Stated problem
Any picture among the records should be left out, please; retype the rest exactly.

Dataset items
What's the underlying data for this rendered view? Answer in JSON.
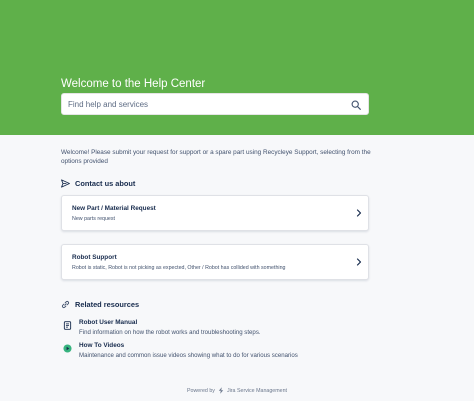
{
  "hero": {
    "title": "Welcome to the Help Center",
    "search_placeholder": "Find help and services",
    "background_color": "#5fb04a"
  },
  "intro": {
    "text": "Welcome! Please submit your request for support or a spare part using Recycleye Support, selecting from the options provided"
  },
  "contact": {
    "heading": "Contact us about",
    "icon": "paper-plane-icon",
    "items": [
      {
        "title": "New Part / Material Request",
        "description": "New parts request"
      },
      {
        "title": "Robot Support",
        "description": "Robot is static, Robot is not picking as expected, Other / Robot has collided with something"
      }
    ]
  },
  "resources": {
    "heading": "Related resources",
    "icon": "link-icon",
    "items": [
      {
        "title": "Robot User Manual",
        "description": "Find information on how the robot works and troubleshooting steps.",
        "icon": "manual-icon"
      },
      {
        "title": "How To Videos",
        "description": "Maintenance and common issue videos showing what to do for various scenarios",
        "icon": "video-icon"
      }
    ]
  },
  "footer": {
    "powered_by": "Powered by",
    "product": "Jira Service Management"
  }
}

Exercise result
What's the underlying data for this rendered view? Answer in JSON.
{
  "hero": {
    "title": "Welcome to the Help Center",
    "search_placeholder": "Find help and services",
    "background_color": "#5fb04a"
  },
  "intro": {
    "text": "Welcome! Please submit your request for support or a spare part using Recycleye Support, selecting from the options provided"
  },
  "contact": {
    "heading": "Contact us about",
    "icon": "paper-plane-icon",
    "items": [
      {
        "title": "New Part / Material Request",
        "description": "New parts request"
      },
      {
        "title": "Robot Support",
        "description": "Robot is static, Robot is not picking as expected, Other / Robot has collided with something"
      }
    ]
  },
  "resources": {
    "heading": "Related resources",
    "icon": "link-icon",
    "items": [
      {
        "title": "Robot User Manual",
        "description": "Find information on how the robot works and troubleshooting steps.",
        "icon": "manual-icon"
      },
      {
        "title": "How To Videos",
        "description": "Maintenance and common issue videos showing what to do for various scenarios",
        "icon": "video-icon"
      }
    ]
  },
  "footer": {
    "powered_by": "Powered by",
    "product": "Jira Service Management"
  }
}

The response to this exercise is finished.